| Tareas |
[A] En el fragmento sobre la belleza, ¿para qué se pide al lector que se imagine saliendo a la calle sin arreglarse después de una noche de fiesta? Contesta en una a tres oraciones.
[B] Transcribe del fragmento sobre la belleza todo lo que va desde "Visualiza tu imagen" hasta "colocamos en realidad.".
[C] Escribe cómo sigue el fragmento sobre la belleza a partir de su última oración.

Visualiza tu imagen después de una noche de fiesta y pocas horas de sueño. Y ahora, sin lavarte la cara ni peinarte, sin ponerte una crema o maquillarte, sin las lentillas ni laca ni gomina, sal a la calle y haz tu vida con total normalidad.

No pretendo fastidiarles el día. Solo quiero que reflexionemos sobre dónde decimos que está la belleza y dónde la colocamos en realidad.

La sociedad nos ha impuesto unos cánones de estética mínimos. Uno puede estar feo, o incluso ser feo, ¿pero puede una persona ser estéticamente repugnante y encontrar la felicidad y la aceptación de los demás?

Pensemos en una guerra, en la I Guerra Mundial. El conflicto estalla en nuestras fronteras y decidimos dejar nuestra vida y a nuestros seres queridos para luchar por la libertad y los derechos de nuestra sociedad. Nos ha estallado metralla en la cara y volvemos a casa, con el rostro desfigurado. Nos falta una parte de la boca, la mitad de la nariz y nuestro ojo derecho está atravesado por una enorme cicatriz que une las quemaduras del pómulo con la frente.

(Datos de comprensión de documentos)
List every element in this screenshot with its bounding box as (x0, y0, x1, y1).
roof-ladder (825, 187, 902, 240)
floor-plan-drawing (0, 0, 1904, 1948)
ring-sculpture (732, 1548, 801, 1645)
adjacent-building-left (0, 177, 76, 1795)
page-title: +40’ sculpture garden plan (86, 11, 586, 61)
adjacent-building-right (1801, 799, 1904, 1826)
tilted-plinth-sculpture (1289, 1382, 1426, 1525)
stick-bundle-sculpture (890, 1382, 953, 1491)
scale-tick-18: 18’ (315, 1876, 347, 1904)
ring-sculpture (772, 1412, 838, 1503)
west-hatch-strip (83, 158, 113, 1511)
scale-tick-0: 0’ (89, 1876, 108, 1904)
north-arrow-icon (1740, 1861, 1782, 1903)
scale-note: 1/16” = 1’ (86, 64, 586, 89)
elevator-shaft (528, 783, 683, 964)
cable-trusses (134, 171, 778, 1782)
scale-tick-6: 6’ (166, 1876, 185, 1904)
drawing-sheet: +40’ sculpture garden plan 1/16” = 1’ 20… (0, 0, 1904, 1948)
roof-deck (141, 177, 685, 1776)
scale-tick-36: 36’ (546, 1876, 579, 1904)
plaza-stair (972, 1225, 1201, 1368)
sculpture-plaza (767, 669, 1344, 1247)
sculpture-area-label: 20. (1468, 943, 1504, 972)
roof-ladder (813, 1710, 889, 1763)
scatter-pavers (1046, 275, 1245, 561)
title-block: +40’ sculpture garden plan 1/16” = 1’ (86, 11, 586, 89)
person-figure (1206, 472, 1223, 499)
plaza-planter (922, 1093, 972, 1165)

| Respuestas |
[A] Se le pide para que reflexione sobre dónde decimos que está la belleza y dónde la colocamos en realidad. El texto aclara que no pretende fastidiarle el día al lector.

[B]
Visualiza tu imagen después de una noche de fiesta y pocas horas de sueño. Y ahora, sin lavarte la cara ni peinarte, sin ponerte una crema o maquillarte, sin las lentillas ni laca ni gomina, sal a la calle y haz tu vida con total normalidad.

No pretendo fastidiarles el día. Solo quiero que reflexionemos sobre dónde decimos que está la belleza y dónde la colocamos en realidad.

[C]
¿Qué hacemos? ¿Quién nos besará? ¿Cómo nos mirarán nuestros amigos? ¿Nos mostraríamos en público como si nada o por el contrario nos aislaríamos de todo lugar concurrido?

¿Belleza interior o belleza exterior? Elijan, pero sean sinceros.  Y ante un horrible y repugnante rostro exterior ¿nos conformaríamos con una gran belleza interior?

Cuando leí por primera vez sobre la vida Anna Coleman, me quedé fascinado. Esta mujer valiente y emprendedora, abrió un estudio de máscaras en París para reparar los rostros de los soldados desfigurados durante la I Guerra Mundial.

¡Increíble!

¿Pero por qué lo hizo si lo importante está en la belleza interior? Veréis, estos soldados se han jugado la vida por la libertad y la defensa de nuestros ideales. Ya están en el escalafón más alto de la belleza interior. Pero sin embargo estos hombres no encontraban familia, ni amigos, ni trabajo y terminaban viviendo de noche y en el aislamiento más absoluto. No estaban enfermos más allá de las secuelas estéticas. Sus problemas radicaban en su desagradable aspecto.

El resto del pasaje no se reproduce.